Each line that holds the word "this" counts once; report the total and nothing else.

◆ ◆ ◆ ◆

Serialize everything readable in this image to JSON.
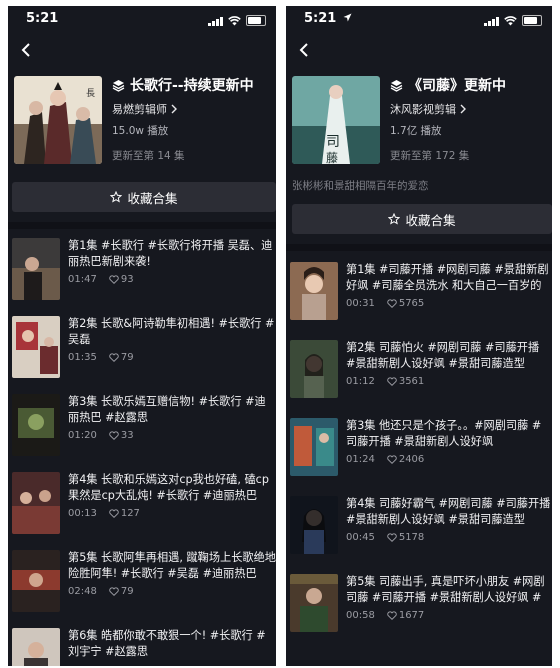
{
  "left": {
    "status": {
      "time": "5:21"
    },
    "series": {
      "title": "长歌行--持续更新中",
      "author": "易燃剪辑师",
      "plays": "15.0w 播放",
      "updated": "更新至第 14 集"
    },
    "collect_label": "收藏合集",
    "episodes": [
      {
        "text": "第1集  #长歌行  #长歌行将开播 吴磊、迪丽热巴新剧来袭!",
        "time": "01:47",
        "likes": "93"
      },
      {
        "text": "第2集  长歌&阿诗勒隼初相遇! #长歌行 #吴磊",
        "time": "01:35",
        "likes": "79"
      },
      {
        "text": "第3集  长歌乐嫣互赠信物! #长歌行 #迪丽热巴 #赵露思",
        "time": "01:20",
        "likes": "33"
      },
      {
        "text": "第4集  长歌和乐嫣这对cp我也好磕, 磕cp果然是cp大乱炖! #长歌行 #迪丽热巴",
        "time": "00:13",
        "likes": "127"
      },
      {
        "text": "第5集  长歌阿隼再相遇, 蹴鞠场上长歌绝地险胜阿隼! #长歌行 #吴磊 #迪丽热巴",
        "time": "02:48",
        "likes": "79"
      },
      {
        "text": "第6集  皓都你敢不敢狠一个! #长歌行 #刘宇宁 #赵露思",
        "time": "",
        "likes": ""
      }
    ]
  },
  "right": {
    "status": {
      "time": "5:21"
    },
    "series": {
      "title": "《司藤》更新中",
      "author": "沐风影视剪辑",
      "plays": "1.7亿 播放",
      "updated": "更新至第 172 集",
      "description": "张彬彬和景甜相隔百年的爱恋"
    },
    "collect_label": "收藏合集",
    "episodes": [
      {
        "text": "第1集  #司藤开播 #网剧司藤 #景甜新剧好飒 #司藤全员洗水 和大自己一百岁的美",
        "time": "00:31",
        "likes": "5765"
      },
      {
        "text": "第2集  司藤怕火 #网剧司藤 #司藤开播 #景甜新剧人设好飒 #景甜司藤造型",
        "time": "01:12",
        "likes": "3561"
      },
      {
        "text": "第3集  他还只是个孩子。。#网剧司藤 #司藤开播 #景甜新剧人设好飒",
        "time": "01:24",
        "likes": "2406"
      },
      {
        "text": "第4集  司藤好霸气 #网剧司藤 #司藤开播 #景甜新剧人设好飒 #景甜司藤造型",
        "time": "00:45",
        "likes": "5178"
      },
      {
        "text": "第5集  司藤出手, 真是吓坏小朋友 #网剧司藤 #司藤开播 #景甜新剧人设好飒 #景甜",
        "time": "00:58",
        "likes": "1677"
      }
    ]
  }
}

◆ ◆ ◆ ◆

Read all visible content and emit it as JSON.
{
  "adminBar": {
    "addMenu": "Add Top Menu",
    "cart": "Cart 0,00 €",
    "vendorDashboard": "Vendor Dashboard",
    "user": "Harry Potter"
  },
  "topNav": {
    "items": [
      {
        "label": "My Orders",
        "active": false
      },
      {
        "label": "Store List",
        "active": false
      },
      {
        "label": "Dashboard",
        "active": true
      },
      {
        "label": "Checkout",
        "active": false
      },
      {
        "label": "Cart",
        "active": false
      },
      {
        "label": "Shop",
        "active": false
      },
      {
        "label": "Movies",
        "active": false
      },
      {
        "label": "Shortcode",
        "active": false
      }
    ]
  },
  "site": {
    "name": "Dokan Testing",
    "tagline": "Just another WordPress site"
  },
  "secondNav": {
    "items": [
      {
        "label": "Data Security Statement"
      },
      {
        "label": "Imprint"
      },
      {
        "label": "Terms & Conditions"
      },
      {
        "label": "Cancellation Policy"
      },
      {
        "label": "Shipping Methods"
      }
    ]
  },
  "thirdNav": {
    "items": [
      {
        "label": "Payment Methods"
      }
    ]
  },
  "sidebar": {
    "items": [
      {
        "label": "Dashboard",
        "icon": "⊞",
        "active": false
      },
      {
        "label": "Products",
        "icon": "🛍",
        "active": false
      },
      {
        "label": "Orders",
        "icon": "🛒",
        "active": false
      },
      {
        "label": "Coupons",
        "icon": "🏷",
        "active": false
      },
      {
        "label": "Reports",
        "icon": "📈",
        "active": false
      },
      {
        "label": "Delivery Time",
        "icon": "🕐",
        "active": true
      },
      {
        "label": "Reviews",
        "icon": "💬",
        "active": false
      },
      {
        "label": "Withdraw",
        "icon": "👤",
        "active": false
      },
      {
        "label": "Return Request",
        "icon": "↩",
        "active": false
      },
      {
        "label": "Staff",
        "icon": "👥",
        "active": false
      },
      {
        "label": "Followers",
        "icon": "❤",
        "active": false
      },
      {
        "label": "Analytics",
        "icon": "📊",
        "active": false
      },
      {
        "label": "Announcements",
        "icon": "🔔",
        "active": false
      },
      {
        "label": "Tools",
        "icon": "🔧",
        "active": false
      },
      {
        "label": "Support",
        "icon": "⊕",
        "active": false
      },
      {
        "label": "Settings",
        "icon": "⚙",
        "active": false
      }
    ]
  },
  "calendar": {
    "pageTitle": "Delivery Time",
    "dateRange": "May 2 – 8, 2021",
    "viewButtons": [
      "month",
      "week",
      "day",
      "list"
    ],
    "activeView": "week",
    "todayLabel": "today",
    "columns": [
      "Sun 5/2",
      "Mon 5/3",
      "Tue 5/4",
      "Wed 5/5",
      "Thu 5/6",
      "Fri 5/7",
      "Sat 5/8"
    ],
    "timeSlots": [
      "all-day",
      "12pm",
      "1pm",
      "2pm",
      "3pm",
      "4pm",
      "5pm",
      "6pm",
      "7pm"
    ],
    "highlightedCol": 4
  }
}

◆ ◆ ◆ ◆

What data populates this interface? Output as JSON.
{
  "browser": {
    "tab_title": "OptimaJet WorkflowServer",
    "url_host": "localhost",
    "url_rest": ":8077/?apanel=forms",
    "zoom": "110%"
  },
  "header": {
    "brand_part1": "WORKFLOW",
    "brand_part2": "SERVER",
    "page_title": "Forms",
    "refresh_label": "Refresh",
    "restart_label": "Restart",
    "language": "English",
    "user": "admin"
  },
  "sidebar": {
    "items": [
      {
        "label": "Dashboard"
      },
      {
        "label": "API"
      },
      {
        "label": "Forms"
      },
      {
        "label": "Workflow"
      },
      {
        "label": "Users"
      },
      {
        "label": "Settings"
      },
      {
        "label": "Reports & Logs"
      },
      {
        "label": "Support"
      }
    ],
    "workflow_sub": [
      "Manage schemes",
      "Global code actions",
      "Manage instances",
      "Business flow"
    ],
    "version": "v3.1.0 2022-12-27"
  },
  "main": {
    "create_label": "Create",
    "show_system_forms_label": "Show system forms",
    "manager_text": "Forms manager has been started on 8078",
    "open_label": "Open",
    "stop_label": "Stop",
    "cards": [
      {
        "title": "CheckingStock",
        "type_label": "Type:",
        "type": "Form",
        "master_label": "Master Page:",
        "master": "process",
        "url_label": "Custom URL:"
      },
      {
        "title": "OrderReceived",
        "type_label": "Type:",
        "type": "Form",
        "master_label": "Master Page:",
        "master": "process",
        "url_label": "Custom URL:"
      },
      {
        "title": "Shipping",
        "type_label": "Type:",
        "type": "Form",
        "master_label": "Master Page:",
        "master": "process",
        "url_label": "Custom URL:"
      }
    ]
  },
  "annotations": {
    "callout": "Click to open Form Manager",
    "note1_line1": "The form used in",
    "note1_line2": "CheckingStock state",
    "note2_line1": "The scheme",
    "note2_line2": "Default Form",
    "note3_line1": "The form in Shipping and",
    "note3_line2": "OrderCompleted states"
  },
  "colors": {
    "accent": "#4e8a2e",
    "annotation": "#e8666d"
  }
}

◆ ◆ ◆ ◆

| Worked solution |
2